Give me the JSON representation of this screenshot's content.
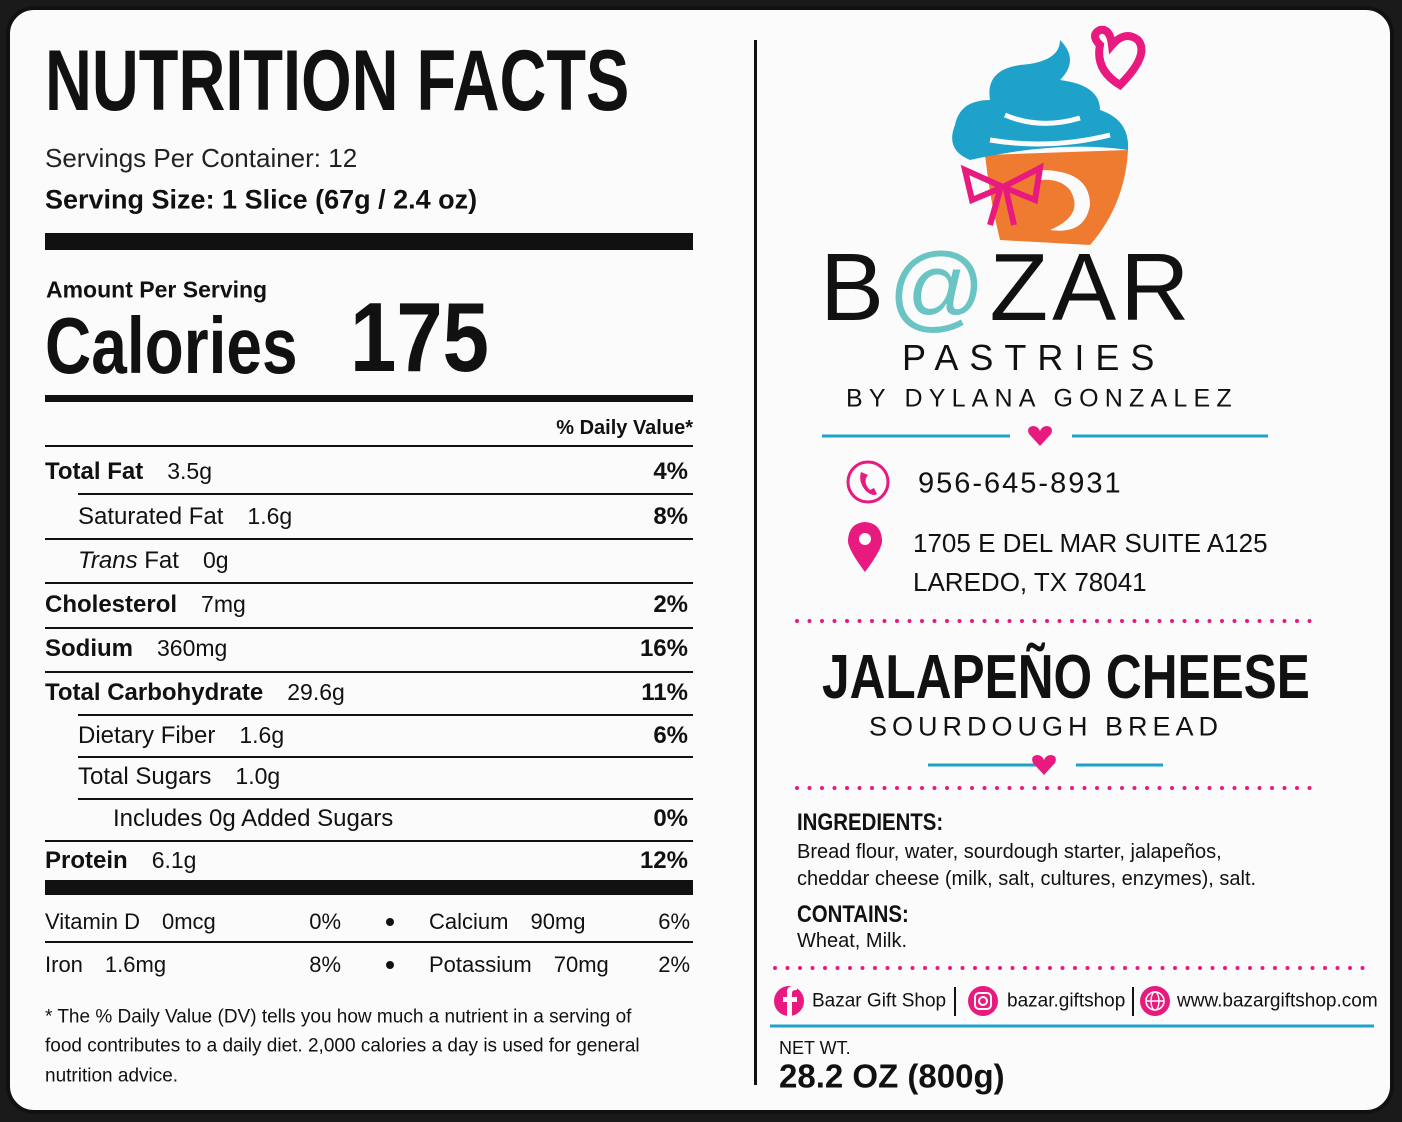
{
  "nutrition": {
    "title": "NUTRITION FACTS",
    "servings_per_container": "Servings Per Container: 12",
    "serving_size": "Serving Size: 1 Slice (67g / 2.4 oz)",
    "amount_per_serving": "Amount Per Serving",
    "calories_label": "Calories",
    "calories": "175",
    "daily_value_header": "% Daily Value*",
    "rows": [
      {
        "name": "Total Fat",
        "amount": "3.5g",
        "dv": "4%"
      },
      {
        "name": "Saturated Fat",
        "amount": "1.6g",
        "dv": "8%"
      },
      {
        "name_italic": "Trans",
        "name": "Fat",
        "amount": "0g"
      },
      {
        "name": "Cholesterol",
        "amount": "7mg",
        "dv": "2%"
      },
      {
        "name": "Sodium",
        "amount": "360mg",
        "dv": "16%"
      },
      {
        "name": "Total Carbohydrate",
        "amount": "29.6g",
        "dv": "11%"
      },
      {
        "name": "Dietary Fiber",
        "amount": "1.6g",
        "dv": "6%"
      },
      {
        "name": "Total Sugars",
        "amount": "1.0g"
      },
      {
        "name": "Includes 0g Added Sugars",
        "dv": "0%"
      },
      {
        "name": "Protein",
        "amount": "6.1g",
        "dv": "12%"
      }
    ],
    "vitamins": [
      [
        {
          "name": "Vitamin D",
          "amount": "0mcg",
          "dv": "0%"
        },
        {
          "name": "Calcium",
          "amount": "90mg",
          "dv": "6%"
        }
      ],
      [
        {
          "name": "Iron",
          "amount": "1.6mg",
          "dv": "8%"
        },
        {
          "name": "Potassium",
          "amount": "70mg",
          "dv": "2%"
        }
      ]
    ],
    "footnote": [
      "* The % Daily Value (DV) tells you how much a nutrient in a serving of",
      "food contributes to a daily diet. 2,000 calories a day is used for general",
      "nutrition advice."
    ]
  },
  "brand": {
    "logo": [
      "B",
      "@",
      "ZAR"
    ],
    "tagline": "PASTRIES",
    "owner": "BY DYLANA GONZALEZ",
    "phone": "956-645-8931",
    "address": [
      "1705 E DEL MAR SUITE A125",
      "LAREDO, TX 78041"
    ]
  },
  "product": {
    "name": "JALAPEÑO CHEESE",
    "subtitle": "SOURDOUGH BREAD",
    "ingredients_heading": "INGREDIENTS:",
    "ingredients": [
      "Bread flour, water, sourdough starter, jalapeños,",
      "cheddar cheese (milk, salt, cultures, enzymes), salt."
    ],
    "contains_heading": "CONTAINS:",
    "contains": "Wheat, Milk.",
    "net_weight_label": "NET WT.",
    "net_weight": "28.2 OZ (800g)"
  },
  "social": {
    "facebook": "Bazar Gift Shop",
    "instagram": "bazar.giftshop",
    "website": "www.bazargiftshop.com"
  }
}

==*==

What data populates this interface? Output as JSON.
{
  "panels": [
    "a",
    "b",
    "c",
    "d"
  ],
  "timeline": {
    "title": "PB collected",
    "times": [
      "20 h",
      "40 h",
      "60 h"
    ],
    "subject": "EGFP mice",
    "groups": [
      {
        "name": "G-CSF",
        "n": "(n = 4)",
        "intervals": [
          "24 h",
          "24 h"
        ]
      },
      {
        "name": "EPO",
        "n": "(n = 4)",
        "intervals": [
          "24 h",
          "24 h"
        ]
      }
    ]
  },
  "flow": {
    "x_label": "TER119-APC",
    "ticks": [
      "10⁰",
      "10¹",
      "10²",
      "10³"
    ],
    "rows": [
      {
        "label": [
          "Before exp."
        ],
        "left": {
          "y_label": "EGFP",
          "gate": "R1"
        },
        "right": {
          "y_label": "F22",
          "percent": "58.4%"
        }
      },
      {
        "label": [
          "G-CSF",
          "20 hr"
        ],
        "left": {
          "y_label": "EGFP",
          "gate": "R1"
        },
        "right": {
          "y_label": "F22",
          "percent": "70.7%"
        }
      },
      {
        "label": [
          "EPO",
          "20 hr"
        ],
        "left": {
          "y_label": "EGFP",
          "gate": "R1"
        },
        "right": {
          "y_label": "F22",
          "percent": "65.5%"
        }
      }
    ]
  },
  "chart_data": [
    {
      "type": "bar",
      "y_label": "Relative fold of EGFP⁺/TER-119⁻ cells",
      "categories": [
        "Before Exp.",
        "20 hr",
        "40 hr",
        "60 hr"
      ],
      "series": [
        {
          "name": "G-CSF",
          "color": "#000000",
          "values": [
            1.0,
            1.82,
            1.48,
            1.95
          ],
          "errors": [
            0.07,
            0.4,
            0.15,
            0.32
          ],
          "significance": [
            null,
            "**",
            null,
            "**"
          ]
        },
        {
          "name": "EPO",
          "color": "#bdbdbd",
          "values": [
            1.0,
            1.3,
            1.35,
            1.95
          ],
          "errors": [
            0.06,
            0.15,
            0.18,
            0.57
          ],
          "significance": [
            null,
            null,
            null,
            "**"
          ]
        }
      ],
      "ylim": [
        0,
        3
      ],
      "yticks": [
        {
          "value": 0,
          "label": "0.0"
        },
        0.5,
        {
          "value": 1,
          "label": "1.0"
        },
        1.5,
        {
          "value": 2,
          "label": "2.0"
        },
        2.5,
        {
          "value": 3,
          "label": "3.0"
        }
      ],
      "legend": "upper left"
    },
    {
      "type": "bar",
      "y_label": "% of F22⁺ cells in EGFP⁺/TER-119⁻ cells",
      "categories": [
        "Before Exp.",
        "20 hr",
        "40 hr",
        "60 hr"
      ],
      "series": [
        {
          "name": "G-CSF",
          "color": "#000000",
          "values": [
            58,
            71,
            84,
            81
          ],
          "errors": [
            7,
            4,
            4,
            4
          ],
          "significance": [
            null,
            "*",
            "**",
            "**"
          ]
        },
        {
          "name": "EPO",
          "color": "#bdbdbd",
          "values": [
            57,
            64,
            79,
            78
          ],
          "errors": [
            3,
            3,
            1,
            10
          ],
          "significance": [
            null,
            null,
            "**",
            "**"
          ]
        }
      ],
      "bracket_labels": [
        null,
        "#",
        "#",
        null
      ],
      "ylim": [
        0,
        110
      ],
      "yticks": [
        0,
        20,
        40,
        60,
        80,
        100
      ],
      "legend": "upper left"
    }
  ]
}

==*==

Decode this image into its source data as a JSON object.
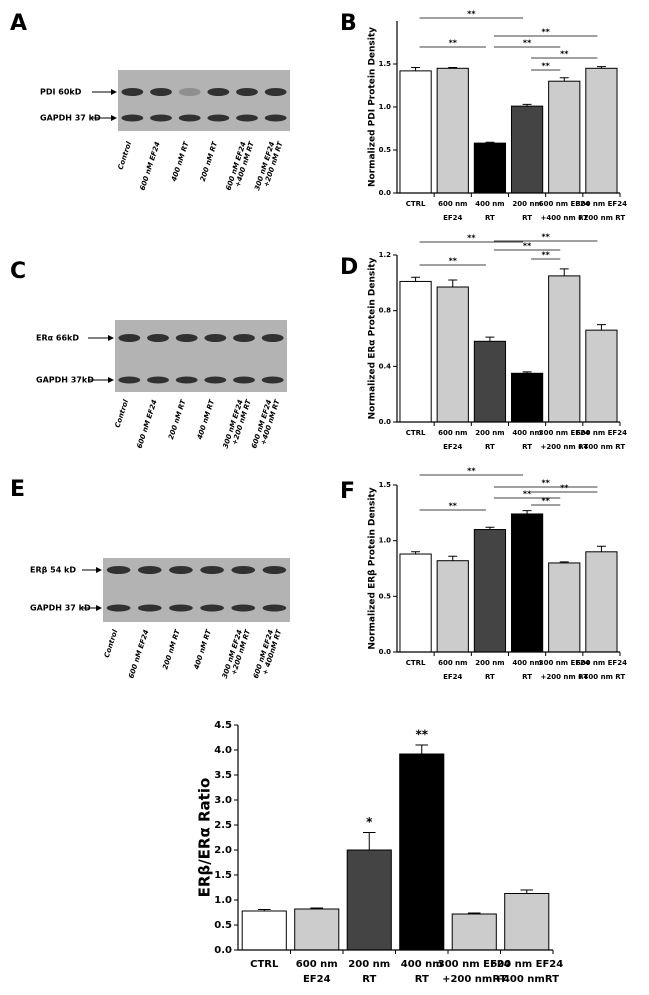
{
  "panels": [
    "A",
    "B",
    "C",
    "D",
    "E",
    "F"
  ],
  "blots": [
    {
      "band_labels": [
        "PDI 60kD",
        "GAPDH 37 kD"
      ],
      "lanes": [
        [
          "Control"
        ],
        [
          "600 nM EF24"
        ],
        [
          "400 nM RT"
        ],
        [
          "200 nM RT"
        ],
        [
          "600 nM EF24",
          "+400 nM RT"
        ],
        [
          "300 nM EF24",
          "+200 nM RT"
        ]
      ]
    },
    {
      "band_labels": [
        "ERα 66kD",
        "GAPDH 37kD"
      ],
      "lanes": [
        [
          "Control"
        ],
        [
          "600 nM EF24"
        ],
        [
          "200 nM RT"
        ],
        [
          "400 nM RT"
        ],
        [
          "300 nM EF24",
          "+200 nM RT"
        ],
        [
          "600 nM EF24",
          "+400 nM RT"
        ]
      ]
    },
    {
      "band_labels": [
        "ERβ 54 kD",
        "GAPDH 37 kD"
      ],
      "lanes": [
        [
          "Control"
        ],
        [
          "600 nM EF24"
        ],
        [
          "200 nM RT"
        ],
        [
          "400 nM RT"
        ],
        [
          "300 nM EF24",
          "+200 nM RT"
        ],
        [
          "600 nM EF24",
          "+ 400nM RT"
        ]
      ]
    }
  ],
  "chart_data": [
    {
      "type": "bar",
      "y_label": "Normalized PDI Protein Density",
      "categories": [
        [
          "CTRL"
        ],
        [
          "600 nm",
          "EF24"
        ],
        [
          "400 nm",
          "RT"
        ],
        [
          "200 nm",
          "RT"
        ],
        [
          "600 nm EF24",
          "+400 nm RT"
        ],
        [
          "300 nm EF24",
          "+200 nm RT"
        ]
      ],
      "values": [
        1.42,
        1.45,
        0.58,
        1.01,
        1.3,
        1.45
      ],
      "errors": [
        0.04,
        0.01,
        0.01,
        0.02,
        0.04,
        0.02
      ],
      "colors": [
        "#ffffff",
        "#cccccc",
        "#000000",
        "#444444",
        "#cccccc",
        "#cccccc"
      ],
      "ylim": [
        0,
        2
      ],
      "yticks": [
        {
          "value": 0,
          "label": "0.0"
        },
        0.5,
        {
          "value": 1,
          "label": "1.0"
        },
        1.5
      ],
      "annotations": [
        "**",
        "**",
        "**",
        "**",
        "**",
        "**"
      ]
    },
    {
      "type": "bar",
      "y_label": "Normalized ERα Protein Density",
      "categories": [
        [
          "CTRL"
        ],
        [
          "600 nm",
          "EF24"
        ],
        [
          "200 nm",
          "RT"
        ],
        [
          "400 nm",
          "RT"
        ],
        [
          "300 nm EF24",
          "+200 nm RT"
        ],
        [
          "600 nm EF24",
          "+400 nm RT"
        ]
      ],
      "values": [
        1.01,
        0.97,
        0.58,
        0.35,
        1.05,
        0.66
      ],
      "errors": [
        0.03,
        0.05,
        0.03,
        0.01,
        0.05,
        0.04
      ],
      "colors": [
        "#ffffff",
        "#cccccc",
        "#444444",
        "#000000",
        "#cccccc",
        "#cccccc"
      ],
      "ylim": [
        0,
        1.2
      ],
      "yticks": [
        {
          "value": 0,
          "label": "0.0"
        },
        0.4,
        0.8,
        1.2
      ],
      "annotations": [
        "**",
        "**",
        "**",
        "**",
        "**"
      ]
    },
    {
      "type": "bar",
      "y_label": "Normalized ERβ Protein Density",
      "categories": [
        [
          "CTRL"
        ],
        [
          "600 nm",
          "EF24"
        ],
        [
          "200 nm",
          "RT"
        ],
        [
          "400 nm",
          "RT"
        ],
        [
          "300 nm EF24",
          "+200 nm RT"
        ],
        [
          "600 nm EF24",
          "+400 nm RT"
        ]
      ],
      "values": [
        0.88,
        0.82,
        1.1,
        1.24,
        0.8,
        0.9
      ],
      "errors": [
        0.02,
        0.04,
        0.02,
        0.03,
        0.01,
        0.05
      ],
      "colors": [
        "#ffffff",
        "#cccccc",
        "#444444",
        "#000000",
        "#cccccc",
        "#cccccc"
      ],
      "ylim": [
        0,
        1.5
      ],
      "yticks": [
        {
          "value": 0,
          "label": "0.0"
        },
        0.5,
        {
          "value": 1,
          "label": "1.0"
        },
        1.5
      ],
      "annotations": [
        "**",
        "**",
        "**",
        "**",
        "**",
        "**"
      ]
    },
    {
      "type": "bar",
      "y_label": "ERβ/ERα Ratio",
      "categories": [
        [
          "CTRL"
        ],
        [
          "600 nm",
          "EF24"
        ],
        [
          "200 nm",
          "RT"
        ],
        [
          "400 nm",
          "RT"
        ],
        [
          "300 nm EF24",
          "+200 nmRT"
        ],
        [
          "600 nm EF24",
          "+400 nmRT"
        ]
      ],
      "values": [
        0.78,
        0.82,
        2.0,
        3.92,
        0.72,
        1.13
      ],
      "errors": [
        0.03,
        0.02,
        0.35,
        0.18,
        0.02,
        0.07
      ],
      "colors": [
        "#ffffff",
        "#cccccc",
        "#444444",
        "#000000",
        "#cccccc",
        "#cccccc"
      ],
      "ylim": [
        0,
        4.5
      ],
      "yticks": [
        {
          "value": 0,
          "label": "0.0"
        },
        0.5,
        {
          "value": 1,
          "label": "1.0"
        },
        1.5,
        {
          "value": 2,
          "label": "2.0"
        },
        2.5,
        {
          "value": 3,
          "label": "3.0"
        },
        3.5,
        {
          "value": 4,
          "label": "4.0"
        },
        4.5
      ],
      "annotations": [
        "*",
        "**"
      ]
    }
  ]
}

==*==

Go through the records above and return each line in which the word "Protein" occurs.

Output of the exercise:
        "name": "Protein",
      "y_label": "Normalized PDI Protein Density",
      "y_label": "Normalized ERα Protein Density",
      "y_label": "Normalized ERβ Protein Density",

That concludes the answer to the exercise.